■ Requirements ■
Narrow the data below down to the lines containing "الخارجي".

Figure collection entries

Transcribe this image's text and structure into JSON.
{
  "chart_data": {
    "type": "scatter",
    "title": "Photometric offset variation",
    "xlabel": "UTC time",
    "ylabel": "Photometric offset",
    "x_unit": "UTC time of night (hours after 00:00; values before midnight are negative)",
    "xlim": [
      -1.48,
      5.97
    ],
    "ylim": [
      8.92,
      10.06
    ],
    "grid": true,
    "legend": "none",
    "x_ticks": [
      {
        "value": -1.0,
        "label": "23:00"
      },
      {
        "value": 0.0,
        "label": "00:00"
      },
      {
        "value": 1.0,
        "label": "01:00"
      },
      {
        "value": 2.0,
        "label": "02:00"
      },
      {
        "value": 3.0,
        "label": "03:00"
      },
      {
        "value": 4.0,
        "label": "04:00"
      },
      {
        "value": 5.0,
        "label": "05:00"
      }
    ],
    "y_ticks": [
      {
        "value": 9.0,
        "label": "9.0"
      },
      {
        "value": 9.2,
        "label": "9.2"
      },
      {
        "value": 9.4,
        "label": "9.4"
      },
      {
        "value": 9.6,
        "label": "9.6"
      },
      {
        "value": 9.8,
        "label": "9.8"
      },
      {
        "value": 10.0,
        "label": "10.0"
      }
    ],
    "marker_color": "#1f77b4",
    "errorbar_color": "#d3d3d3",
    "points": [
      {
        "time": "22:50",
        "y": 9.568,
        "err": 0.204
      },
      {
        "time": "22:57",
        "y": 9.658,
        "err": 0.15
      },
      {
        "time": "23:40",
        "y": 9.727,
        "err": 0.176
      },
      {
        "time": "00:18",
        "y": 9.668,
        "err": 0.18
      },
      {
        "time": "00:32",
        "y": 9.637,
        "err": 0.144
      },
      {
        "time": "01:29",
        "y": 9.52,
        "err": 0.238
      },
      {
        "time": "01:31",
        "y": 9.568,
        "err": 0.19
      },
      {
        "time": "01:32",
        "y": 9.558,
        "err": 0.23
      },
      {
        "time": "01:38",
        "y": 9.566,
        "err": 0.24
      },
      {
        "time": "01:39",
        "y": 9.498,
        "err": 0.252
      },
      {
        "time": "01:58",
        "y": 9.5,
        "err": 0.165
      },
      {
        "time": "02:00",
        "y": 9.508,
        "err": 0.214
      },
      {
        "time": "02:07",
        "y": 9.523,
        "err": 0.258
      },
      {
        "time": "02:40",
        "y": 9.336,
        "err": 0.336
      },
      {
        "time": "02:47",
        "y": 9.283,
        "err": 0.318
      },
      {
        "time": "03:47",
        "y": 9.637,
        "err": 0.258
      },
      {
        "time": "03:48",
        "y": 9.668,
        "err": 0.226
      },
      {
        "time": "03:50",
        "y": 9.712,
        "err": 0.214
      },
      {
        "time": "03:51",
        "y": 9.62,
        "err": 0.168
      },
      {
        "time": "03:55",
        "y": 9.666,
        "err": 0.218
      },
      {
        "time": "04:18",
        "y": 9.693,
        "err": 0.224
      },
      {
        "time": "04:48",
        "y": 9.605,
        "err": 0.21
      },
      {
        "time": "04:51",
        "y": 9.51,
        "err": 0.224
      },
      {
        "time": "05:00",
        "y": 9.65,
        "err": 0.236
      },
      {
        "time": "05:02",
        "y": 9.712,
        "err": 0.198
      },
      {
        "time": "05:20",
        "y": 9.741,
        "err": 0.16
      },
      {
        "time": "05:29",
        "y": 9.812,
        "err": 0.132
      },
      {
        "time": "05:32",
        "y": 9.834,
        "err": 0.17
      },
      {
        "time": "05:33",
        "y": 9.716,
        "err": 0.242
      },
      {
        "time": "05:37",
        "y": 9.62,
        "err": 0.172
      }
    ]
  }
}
* * *
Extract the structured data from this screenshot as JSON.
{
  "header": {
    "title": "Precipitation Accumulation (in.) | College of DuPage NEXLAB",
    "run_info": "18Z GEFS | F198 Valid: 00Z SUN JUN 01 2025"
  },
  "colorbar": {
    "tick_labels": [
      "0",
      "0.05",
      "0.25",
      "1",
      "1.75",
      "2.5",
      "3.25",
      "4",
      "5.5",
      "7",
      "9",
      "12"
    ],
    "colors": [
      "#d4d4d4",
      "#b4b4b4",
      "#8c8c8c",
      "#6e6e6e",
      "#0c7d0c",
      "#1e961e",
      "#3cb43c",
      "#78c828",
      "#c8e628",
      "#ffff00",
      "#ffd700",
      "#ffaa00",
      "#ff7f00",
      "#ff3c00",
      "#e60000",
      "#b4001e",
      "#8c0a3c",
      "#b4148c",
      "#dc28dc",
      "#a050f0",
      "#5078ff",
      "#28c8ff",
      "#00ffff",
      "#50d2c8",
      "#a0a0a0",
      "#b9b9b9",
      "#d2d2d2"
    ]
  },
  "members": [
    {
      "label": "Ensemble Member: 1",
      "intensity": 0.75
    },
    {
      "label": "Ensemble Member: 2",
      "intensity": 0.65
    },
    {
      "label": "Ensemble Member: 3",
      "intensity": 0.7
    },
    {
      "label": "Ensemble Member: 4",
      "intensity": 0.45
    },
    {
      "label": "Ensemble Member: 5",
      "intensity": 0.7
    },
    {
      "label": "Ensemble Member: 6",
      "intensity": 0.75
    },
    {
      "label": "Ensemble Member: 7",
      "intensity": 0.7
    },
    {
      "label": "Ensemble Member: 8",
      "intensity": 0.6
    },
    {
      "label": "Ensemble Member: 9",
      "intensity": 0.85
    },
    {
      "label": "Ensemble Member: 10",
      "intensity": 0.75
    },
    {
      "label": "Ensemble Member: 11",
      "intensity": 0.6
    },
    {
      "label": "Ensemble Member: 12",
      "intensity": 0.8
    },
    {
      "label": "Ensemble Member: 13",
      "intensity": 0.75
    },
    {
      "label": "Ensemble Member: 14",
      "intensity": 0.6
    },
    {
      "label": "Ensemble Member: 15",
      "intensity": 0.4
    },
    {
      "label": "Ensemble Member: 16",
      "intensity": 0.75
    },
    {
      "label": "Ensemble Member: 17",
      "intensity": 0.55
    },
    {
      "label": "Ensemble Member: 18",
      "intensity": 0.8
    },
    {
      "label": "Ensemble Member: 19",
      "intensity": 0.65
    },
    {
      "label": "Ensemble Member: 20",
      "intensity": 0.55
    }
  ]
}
==
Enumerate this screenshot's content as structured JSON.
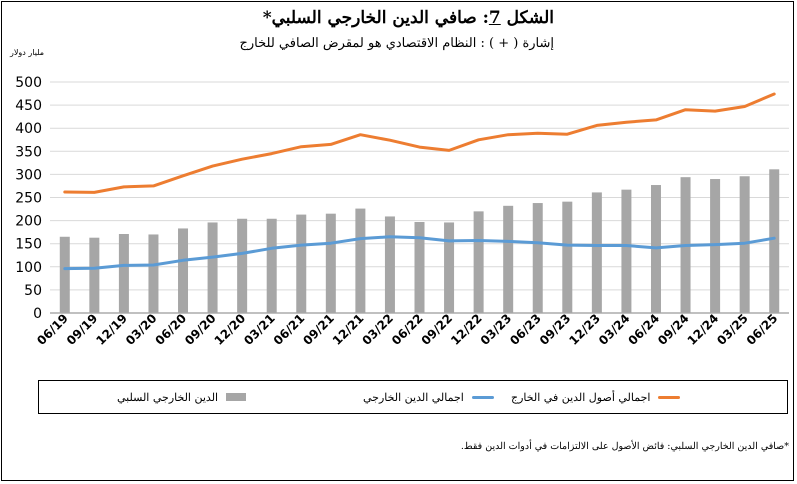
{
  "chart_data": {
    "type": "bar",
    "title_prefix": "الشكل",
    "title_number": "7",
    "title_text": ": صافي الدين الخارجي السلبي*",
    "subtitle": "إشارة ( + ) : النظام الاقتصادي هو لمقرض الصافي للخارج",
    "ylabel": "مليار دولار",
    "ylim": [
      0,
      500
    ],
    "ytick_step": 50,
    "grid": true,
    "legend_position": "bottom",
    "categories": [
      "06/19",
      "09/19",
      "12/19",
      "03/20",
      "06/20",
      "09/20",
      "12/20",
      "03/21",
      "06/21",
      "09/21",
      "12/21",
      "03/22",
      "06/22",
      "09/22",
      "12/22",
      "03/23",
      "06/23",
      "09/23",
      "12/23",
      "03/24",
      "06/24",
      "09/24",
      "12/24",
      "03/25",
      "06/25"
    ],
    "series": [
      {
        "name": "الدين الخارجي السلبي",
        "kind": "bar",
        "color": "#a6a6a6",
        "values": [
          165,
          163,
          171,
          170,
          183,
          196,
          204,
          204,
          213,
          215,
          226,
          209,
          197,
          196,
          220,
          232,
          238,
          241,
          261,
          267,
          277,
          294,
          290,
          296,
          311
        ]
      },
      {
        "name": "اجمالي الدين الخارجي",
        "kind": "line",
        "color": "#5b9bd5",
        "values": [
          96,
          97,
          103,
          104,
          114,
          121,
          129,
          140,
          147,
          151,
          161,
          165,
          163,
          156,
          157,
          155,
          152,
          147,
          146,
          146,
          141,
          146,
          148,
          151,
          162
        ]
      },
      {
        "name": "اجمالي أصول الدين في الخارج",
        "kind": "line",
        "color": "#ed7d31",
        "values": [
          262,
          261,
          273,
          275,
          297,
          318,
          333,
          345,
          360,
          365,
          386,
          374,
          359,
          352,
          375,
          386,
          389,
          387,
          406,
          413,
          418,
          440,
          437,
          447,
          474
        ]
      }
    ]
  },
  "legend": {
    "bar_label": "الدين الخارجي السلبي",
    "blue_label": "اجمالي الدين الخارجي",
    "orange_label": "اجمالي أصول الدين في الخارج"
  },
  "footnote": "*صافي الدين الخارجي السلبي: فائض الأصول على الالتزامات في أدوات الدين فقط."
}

■ Complete output ■
    "title_text": ": صافي الدين الخارجي السلبي*",
        "name": "الدين الخارجي السلبي",
        "name": "اجمالي الدين الخارجي",
    "bar_label": "الدين الخارجي السلبي",
    "blue_label": "اجمالي الدين الخارجي",
  "footnote": "*صافي الدين الخارجي السلبي: فائض الأصول على الالتزامات في أدوات الدين فقط."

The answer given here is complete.